For each method, concept or process used in the knowledge synthesis:

  • tick-box-checkedWas the method, concept or process appropriate?
  • tick-box-checkedWould some other method, concept or process have been better?
  • tick-box-checkedWhat are the criteria for making these assessments?


This checklist tackles the first of three primary domains for documenting the methods used in research on complex societal and environmental problems:

  1. synthesis of disciplinary and stakeholder knowledge
  2. understanding and managing unknowns
  3. providing integrated research support (bringing together both what is known and unknowns) for policy and practice change.

These are described in more detail in Bammer (2013).

The rationale for developing an agreed protocol for writing the methods section in papers abut tackling complex real world problems is described in an earlier blog post: The ‘methods section’ in research publications on complex problems – Purpose.

Does this protocol work for you? Do any questions need further explanation? What adaptations would you advise?

Melissa Robson-Williams and Bruce Small made useful suggestions on an earlier draft of the checklist.

▶ **What to work on**:
1 > In the checklist passage, which source describes the three primary domains in more detail?
2 > Write out the checklist passage starting with "This checklist tackles" and going on through "would you advise?".
3 > What are all the primary domains for documenting methods that the checklist passage lists?
The entries play no part in this work.

▶ **Records provided**:
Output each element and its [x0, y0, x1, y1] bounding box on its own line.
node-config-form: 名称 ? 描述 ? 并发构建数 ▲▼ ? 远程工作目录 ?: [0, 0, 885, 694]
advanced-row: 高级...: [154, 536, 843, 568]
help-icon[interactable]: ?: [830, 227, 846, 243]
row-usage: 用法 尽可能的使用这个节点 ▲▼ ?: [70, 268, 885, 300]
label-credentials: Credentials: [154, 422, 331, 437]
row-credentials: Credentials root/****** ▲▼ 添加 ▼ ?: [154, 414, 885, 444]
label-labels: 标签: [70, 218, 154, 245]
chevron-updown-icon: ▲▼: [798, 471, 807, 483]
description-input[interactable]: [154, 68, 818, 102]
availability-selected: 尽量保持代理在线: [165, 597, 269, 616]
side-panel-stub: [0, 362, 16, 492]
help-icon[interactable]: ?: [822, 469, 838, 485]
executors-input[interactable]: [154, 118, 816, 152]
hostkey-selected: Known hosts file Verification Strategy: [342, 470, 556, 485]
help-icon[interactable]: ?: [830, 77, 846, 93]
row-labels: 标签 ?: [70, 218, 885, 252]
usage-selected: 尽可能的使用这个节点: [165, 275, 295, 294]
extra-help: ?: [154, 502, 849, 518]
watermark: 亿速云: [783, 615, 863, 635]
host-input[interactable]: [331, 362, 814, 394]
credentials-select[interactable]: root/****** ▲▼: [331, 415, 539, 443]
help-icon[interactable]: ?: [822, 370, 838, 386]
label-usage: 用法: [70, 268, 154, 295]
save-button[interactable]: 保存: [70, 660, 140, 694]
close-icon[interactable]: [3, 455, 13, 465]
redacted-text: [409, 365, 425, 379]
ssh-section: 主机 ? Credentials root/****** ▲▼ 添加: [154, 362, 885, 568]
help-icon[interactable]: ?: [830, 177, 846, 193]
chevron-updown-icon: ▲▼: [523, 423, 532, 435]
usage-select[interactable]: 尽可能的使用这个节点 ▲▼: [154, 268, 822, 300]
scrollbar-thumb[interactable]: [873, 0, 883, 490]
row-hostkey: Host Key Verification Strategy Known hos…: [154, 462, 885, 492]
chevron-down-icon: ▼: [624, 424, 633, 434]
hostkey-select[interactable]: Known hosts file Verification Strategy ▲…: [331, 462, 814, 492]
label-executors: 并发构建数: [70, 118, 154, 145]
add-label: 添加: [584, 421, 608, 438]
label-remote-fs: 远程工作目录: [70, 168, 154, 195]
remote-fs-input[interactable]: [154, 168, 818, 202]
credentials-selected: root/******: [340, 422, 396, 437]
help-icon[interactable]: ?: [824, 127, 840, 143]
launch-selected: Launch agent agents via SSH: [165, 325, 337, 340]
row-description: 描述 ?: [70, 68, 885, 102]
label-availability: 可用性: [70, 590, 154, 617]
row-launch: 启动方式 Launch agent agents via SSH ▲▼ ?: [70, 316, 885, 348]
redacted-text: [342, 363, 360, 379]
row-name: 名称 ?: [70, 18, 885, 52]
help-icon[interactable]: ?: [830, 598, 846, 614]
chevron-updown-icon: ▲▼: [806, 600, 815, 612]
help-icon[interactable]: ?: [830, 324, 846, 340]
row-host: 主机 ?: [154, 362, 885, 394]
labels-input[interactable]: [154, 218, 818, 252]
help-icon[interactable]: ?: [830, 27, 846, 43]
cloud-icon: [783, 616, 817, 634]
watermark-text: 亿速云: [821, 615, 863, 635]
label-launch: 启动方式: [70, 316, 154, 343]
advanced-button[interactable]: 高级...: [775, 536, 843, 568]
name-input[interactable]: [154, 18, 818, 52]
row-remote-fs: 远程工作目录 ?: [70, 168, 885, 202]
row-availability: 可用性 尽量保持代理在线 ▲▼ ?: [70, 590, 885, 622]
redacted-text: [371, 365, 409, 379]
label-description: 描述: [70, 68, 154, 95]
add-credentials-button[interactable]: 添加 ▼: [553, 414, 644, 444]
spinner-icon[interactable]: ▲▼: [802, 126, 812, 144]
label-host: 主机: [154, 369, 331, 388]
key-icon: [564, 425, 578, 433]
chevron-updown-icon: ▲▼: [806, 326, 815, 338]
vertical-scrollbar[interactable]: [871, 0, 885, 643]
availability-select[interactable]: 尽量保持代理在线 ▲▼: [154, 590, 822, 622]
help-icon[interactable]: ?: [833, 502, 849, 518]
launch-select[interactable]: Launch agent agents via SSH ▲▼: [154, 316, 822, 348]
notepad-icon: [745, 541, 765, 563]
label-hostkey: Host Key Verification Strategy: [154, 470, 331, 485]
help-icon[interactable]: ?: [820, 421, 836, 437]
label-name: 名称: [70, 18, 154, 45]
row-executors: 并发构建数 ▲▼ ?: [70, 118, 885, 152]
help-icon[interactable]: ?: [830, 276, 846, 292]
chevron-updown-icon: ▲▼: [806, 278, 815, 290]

▶ **Answers for this exercise**:
1 > Bammer (2013).

2 >
This checklist tackles the first of three primary domains for documenting the methods used in research on complex societal and environmental problems:

  1. synthesis of disciplinary and stakeholder knowledge
  2. understanding and managing unknowns
  3. providing integrated research support (bringing together both what is known and unknowns) for policy and practice change.

These are described in more detail in Bammer (2013).

The rationale for developing an agreed protocol for writing the methods section in papers abut tackling complex real world problems is described in an earlier blog post: The ‘methods section’ in research publications on complex problems – Purpose.

Does this protocol work for you? Do any questions need further explanation? What adaptations would you advise?

3 >
1. Synthesis of disciplinary and stakeholder knowledge
2. Understanding and managing unknowns
3. Providing integrated research support (bringing together both what is known and unknowns) for policy and practice change